= Brief =
Starting with the line containing "Itemize the components" and going on through the line containing "legend-item-bad: バッドシナリオ —", lay out that stretch of the listing below as a JSON list of strings, one string per line, with blank lines left out.

= Data section =
====
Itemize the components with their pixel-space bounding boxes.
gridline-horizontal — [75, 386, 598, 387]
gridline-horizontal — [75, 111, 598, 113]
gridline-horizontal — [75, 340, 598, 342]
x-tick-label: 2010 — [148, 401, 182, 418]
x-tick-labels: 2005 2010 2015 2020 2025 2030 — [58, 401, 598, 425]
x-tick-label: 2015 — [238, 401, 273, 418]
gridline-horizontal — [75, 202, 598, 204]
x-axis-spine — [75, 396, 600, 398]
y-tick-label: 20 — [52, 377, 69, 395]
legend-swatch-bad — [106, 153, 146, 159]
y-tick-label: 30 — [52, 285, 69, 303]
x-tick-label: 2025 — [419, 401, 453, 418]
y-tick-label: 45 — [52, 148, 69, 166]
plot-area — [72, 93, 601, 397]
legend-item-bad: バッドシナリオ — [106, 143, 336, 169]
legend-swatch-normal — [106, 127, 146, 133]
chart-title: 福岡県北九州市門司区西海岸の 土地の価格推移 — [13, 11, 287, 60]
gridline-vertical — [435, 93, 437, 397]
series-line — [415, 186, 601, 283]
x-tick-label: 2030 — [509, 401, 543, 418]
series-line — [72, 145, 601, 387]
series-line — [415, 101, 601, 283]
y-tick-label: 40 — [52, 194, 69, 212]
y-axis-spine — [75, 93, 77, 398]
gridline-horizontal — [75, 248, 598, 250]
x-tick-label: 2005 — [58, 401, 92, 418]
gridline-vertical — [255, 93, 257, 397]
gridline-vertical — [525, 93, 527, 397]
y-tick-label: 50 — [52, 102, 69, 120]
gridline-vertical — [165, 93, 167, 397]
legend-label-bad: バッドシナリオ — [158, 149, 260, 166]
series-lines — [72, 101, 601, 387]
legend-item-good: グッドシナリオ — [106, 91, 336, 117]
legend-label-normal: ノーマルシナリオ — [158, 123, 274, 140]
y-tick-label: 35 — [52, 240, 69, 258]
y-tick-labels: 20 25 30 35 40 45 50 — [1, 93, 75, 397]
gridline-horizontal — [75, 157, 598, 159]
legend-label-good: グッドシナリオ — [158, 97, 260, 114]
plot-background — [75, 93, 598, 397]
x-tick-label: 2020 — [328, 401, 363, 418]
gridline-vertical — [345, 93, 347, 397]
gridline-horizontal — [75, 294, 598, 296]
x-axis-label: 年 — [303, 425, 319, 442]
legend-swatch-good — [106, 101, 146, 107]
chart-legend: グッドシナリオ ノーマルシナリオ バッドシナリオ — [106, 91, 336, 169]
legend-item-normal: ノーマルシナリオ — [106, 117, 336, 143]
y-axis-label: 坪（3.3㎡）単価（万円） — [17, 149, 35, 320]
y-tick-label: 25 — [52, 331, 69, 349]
====
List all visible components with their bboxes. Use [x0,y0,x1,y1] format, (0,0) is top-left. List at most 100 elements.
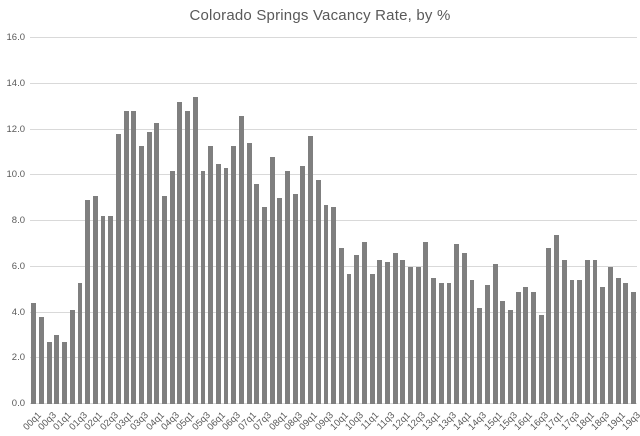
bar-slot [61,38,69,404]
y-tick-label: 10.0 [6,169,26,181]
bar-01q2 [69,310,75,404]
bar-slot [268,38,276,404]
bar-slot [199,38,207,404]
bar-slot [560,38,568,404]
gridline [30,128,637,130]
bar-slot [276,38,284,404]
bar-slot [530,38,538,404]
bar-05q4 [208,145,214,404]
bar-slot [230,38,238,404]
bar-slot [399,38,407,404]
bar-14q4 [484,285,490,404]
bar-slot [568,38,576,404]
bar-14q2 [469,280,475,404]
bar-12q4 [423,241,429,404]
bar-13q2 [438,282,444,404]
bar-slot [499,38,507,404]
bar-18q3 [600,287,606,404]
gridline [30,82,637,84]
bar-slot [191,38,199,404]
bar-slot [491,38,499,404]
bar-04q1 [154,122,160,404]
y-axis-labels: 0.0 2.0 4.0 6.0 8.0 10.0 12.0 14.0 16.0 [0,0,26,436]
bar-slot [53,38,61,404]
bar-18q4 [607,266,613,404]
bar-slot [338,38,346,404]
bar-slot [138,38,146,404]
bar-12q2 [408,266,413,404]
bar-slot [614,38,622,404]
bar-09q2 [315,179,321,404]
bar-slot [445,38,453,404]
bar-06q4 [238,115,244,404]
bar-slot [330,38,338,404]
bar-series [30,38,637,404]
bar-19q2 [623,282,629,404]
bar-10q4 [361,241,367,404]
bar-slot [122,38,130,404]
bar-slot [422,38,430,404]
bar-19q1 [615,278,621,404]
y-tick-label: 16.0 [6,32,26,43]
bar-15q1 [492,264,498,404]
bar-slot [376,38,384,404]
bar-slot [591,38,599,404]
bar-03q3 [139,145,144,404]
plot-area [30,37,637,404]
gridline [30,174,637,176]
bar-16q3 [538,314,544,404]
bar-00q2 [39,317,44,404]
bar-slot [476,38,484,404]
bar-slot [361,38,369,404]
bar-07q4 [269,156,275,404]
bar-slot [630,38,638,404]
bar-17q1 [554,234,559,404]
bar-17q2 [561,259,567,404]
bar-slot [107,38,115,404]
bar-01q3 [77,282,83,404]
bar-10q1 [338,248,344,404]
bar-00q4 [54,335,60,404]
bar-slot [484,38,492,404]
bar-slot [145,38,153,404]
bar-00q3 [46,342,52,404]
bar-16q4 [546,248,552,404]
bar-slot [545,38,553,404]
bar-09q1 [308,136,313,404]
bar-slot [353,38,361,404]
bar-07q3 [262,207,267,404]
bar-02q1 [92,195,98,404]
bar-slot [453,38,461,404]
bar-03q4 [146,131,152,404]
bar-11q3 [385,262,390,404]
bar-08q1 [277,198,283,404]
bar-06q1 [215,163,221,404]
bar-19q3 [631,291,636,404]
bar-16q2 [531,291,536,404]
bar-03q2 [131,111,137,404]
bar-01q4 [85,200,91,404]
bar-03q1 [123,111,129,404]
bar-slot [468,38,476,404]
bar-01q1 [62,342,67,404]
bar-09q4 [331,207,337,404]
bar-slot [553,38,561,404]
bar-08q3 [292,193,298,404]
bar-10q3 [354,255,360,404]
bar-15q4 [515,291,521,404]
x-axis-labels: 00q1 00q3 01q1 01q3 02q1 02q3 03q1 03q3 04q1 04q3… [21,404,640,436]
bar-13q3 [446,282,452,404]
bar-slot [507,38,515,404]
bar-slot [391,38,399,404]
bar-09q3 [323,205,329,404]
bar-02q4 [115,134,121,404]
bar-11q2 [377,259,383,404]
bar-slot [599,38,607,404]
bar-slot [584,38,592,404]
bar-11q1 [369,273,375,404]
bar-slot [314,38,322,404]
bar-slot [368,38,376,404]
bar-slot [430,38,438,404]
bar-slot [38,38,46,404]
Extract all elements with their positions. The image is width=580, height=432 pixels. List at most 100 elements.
====
= Written response =
[
  "Itemize the components with their pixel-space bounding boxes.",
  "gridline-horizontal — [75, 386, 598, 387]",
  "gridline-horizontal — [75, 111, 598, 113]",
  "gridline-horizontal — [75, 340, 598, 342]",
  "x-tick-label: 2010 — [148, 401, 182, 418]",
  "x-tick-labels: 2005 2010 2015 2020 2025 2030 — [58, 401, 598, 425]",
  "x-tick-label: 2015 — [238, 401, 273, 418]",
  "gridline-horizontal — [75, 202, 598, 204]",
  "x-axis-spine — [75, 396, 600, 398]",
  "y-tick-label: 20 — [52, 377, 69, 395]",
  "legend-swatch-bad — [106, 153, 146, 159]",
  "y-tick-label: 30 — [52, 285, 69, 303]",
  "x-tick-label: 2025 — [419, 401, 453, 418]",
  "y-tick-label: 45 — [52, 148, 69, 166]",
  "plot-area — [72, 93, 601, 397]",
  "legend-item-bad: バッドシナリオ — [106, 143, 336, 169]"
]